▸ WRITTEN INSTRUCTION
Identify every line containing the word "rozwiązania" and reproduce each one.

Collected data entries
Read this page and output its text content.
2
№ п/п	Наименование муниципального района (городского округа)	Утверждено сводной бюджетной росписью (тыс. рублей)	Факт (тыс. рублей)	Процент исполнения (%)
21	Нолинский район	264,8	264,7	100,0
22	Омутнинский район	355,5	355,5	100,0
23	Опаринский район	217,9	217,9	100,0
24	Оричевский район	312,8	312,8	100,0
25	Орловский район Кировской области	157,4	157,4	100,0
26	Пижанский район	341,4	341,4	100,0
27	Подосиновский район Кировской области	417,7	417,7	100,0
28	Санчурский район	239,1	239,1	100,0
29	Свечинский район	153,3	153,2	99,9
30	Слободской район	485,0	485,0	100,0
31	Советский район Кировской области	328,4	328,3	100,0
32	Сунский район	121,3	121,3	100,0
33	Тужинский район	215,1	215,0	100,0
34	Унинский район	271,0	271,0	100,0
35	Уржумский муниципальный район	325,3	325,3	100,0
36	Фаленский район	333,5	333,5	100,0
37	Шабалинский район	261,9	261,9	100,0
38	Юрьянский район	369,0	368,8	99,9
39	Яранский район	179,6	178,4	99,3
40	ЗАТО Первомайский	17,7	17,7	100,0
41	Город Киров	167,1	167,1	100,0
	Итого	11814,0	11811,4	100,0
...
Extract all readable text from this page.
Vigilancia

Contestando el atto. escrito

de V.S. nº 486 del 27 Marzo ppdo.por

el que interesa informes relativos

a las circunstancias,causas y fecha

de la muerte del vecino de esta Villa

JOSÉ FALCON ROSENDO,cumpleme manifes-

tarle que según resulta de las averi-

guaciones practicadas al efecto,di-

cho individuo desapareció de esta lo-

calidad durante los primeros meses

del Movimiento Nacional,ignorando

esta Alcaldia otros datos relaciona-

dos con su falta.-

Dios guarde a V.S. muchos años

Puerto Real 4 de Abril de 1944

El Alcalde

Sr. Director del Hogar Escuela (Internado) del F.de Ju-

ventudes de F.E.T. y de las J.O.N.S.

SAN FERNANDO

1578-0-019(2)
==
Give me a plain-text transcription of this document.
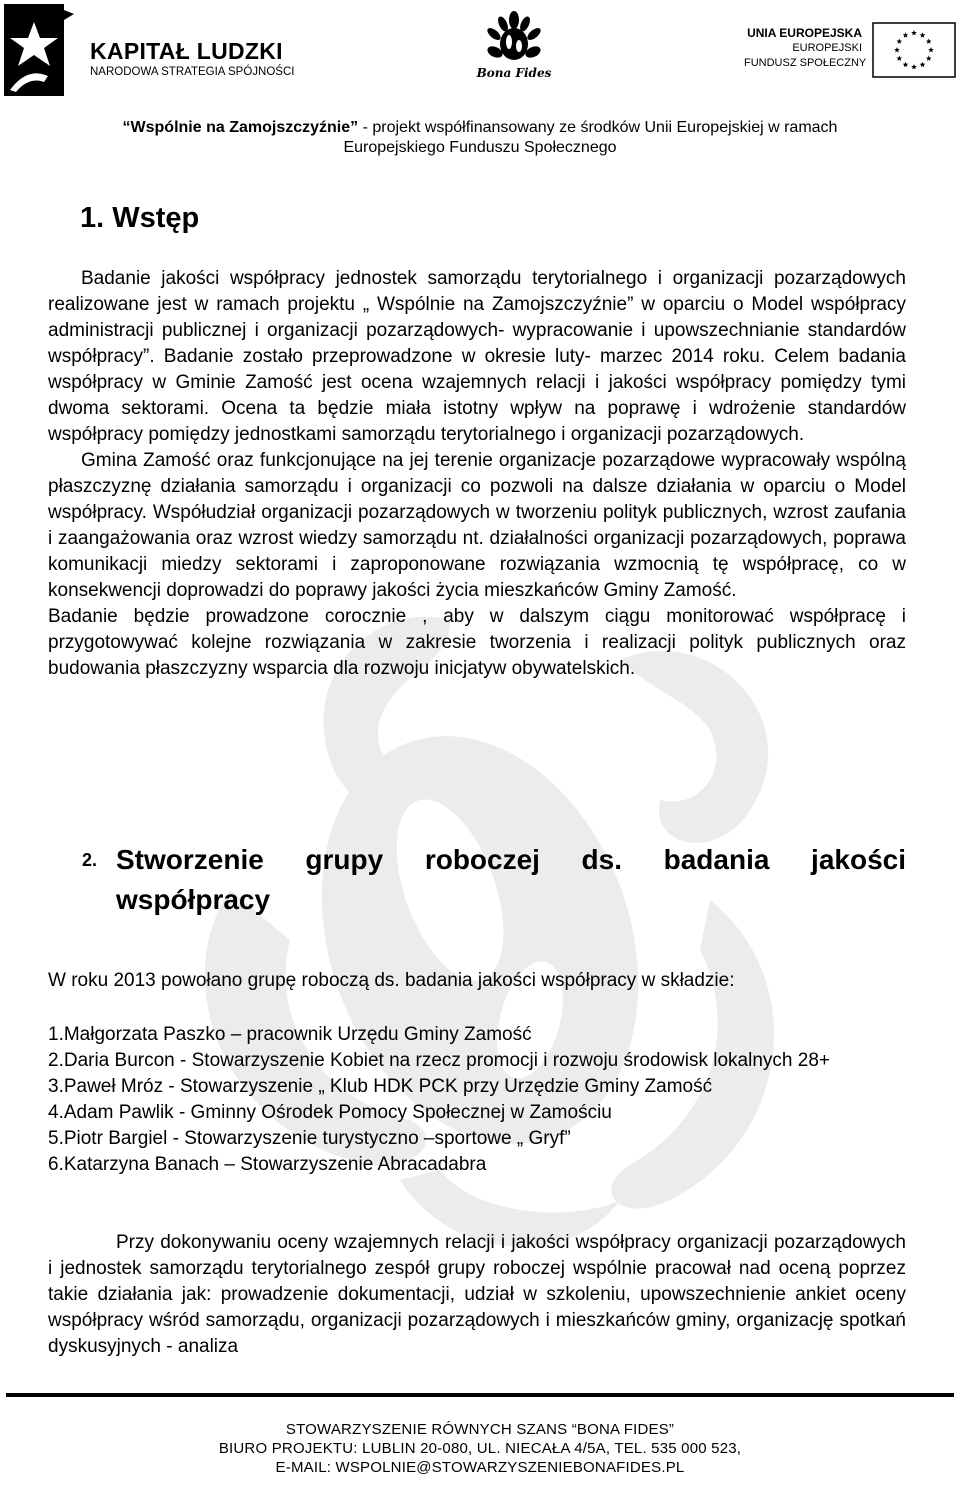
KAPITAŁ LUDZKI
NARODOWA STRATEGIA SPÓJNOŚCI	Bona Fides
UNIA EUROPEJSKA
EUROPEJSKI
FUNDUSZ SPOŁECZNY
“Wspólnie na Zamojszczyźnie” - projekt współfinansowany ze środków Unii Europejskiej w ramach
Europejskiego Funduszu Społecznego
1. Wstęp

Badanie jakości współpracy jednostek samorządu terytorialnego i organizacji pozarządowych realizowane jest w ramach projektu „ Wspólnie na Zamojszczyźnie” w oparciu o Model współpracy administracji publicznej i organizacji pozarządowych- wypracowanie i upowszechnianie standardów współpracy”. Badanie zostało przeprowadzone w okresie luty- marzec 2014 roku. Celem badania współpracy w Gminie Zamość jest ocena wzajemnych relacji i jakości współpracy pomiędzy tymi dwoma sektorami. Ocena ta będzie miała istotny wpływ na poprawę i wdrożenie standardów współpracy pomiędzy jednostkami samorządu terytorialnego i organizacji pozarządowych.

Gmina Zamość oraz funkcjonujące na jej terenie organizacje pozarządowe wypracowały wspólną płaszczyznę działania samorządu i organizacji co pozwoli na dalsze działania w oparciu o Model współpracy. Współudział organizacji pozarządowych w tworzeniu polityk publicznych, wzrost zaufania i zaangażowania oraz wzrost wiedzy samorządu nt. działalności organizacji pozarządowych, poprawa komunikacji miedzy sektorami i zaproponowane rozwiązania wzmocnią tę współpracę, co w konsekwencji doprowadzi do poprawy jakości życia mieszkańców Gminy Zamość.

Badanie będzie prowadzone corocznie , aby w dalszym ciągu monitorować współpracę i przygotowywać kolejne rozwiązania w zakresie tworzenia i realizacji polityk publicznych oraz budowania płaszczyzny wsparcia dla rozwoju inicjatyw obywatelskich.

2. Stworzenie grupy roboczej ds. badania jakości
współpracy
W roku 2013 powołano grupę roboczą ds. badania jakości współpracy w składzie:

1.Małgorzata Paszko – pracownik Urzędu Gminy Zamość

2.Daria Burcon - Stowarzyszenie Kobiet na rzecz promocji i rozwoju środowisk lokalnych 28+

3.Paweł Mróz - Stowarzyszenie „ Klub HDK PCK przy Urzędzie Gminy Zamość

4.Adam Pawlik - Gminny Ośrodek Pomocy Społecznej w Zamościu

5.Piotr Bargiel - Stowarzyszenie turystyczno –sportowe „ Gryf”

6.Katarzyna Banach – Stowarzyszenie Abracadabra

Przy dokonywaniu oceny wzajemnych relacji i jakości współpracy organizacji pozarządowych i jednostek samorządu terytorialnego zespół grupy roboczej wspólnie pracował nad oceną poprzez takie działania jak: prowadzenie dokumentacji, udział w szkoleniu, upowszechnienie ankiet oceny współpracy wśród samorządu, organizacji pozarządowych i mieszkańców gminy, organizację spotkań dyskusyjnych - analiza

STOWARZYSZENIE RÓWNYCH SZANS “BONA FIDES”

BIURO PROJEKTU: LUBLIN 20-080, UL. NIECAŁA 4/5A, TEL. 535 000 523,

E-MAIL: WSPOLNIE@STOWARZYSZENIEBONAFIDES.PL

▸ FULL OUTPUT
Gmina Zamość oraz funkcjonujące na jej terenie organizacje pozarządowe wypracowały wspólną płaszczyznę działania samorządu i organizacji co pozwoli na dalsze działania w oparciu o Model współpracy. Współudział organizacji pozarządowych w tworzeniu polityk publicznych, wzrost zaufania i zaangażowania oraz wzrost wiedzy samorządu nt. działalności organizacji pozarządowych, poprawa komunikacji miedzy sektorami i zaproponowane rozwiązania wzmocnią tę współpracę, co w konsekwencji doprowadzi do poprawy jakości życia mieszkańców Gminy Zamość.
Badanie będzie prowadzone corocznie , aby w dalszym ciągu monitorować współpracę i przygotowywać kolejne rozwiązania w zakresie tworzenia i realizacji polityk publicznych oraz budowania płaszczyzny wsparcia dla rozwoju inicjatyw obywatelskich.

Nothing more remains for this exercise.